▸ Given instruction 1: Reproduce the records from their first line up to and including the line containing "section-title: 2.3 SECURITY", switching "header-rule" to "top-divider" and leaving everything else unchanged.

▸ Document extract:

☆ ☆ ☆ ☆ ☆ ☆ ☆

Once the models have been fitted it is important to check for convergence of MCMC algorithm. In a simple way, one could check it visually. According to the hBayesDM recommendations, the plot of chains’ values should look like “furry caterpillars”. In a bit more technical terms, we want to check whether values are centered around a stationary point without any change of pattern (e.g., increase of mean).

Control (CTR) Group:

plot(output_ctr, type = "trace", inc_warmup = TRUE) Treatment (TRT) Group:

plot(output_trt, type = "trace", inc_warmup = TRUE) Note, that these plots show the chain values for parameters’ posterior distribution for the group, not the individual posterior distributions.

Another approach for a convergence check is the R-hat metric that compares the between- and within-chain estimates for model parameters (Vehtari et al., 20195). The good value of $\hat{R}$ is considered to be under 1.05.

CTR Group:

rhat(output_ctr, less = 1.01)

# TRUE: All Rhat values are less than 1.01


TRT Group:

rhat(output_trt, less = 1.01)

# TRUE: All Rhat values are less than 1.01


As we can see, our model seems to converge for both of the groups.

## Model Comparison

As discussed in part 1, it is always a good strategy to compare several models, since, as we know, all models are wrong. hBayesDM package makes model comparison really easy.

For simplicity we will add two models for comparison:

bandit4arm_lapse: model with 4 parameters ($\alpha^{\text{reward}}, \alpha^{\text{punishment}}, R, P$) and noise ($\epsilon$).

☆ ☆ ☆ ☆ ☆ ☆ ☆

▸ Material:
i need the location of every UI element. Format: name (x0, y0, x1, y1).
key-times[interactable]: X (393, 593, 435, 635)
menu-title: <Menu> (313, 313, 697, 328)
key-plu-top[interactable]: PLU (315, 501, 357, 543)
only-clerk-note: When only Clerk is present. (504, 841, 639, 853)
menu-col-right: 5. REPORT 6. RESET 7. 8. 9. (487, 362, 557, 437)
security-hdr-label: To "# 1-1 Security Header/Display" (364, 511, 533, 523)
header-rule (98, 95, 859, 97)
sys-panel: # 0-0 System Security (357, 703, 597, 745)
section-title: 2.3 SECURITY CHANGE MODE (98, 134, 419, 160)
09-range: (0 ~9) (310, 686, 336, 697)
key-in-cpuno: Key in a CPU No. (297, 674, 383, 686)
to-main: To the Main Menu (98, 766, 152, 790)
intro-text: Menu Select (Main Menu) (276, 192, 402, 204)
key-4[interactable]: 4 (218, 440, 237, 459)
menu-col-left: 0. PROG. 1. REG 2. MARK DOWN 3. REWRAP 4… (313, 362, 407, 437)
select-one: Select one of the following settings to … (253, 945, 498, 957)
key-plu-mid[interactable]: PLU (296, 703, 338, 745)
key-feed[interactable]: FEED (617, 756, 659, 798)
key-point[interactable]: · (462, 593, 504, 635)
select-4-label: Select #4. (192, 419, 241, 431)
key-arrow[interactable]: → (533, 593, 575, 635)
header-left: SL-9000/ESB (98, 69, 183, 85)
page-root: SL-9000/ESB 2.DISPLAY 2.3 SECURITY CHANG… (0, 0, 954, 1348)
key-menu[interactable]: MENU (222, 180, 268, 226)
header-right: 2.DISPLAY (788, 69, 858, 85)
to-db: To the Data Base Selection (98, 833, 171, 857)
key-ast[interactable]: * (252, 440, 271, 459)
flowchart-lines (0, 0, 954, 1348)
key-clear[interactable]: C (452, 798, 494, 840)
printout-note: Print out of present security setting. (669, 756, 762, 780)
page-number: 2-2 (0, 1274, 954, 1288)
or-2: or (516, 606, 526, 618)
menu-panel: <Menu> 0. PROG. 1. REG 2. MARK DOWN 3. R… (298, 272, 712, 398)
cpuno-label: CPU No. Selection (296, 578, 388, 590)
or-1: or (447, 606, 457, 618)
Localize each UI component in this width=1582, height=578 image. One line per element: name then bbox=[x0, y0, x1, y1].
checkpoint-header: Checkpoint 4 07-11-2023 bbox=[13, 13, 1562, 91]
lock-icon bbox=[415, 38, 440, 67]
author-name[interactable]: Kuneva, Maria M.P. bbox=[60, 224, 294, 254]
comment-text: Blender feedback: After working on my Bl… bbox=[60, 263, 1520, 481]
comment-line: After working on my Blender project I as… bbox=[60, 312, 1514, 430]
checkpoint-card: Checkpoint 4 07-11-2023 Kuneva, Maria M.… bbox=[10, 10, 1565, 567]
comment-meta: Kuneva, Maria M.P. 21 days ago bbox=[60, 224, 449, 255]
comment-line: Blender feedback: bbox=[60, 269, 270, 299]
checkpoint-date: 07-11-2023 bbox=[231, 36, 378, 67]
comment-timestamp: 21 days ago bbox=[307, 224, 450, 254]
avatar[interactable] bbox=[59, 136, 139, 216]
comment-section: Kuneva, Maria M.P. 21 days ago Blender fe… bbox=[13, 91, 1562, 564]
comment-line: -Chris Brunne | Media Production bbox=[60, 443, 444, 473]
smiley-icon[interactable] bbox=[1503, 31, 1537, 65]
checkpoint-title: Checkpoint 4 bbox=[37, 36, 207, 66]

☆ ☆ ☆ ☆ ☆ ☆ ☆

▸ Given instruction 2:
Answer these questions about the convergence-check text:
(a) According to the hBayesDM recommendations, what should the plot of chain values look like?
(b) Below what value is a good R-hat considered to be?
(c) How many parameters does the bandit4arm_lapse model have?

▸ Full response 1:
i need the location of every UI element. Format: name (x0, y0, x1, y1).
key-times[interactable]: X (393, 593, 435, 635)
menu-title: <Menu> (313, 313, 697, 328)
key-plu-top[interactable]: PLU (315, 501, 357, 543)
only-clerk-note: When only Clerk is present. (504, 841, 639, 853)
menu-col-right: 5. REPORT 6. RESET 7. 8. 9. (487, 362, 557, 437)
security-hdr-label: To "# 1-1 Security Header/Display" (364, 511, 533, 523)
top-divider (98, 95, 859, 97)
sys-panel: # 0-0 System Security (357, 703, 597, 745)
section-title: 2.3 SECURITY CHANGE MODE (98, 134, 419, 160)

▸ Full response 2:
(a) Furry caterpillars.
(b) 1.05.
(c) Four parameters, plus noise.